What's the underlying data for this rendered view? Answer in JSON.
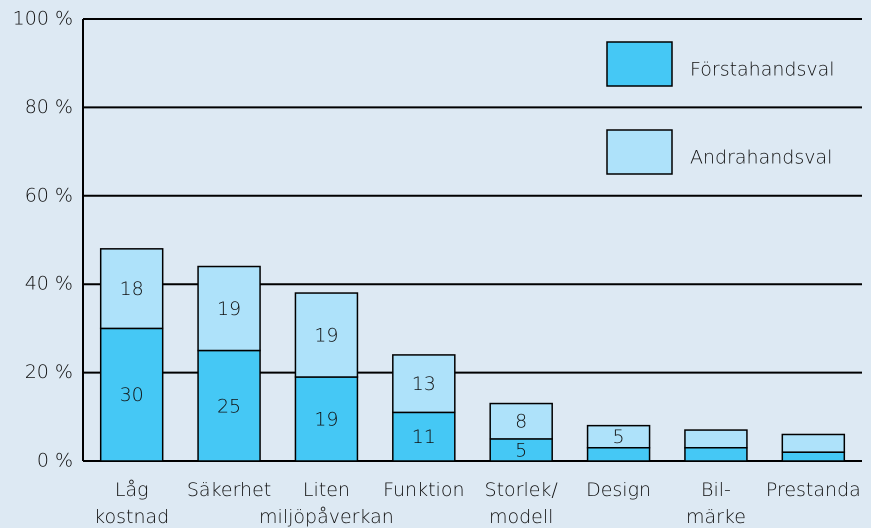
{
  "chart_data": {
    "type": "stacked_bar",
    "categories": [
      "Låg\nkostnad",
      "Säkerhet",
      "Liten\nmiljöpåverkan",
      "Funktion",
      "Storlek/\nmodell",
      "Design",
      "Bil-\nmärke",
      "Prestanda"
    ],
    "series": [
      {
        "name": "Förstahandsval",
        "color": "#45c8f5",
        "values": [
          30,
          25,
          19,
          11,
          5,
          3,
          3,
          2
        ],
        "value_labels": [
          "30",
          "25",
          "19",
          "11",
          "5",
          null,
          null,
          null
        ]
      },
      {
        "name": "Andrahandsval",
        "color": "#aee2fa",
        "values": [
          18,
          19,
          19,
          13,
          8,
          5,
          4,
          4
        ],
        "value_labels": [
          "18",
          "19",
          "19",
          "13",
          "8",
          "5",
          null,
          null
        ]
      }
    ],
    "ylim": [
      0,
      100
    ],
    "yticks": [
      {
        "value": 0,
        "label": "0 %"
      },
      {
        "value": 20,
        "label": "20 %"
      },
      {
        "value": 40,
        "label": "40 %"
      },
      {
        "value": 60,
        "label": "60 %"
      },
      {
        "value": 80,
        "label": "80 %"
      },
      {
        "value": 100,
        "label": "100 %"
      }
    ],
    "grid": true,
    "legend": "upper right"
  }
}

☆ ☆ ☆ ☆ ☆ ☆ ☆

**Exercise directions**.
Scan the listing above. Collect all lines with the word "name".

**Full output**.
        "name": "Förstahandsval",
        "name": "Andrahandsval",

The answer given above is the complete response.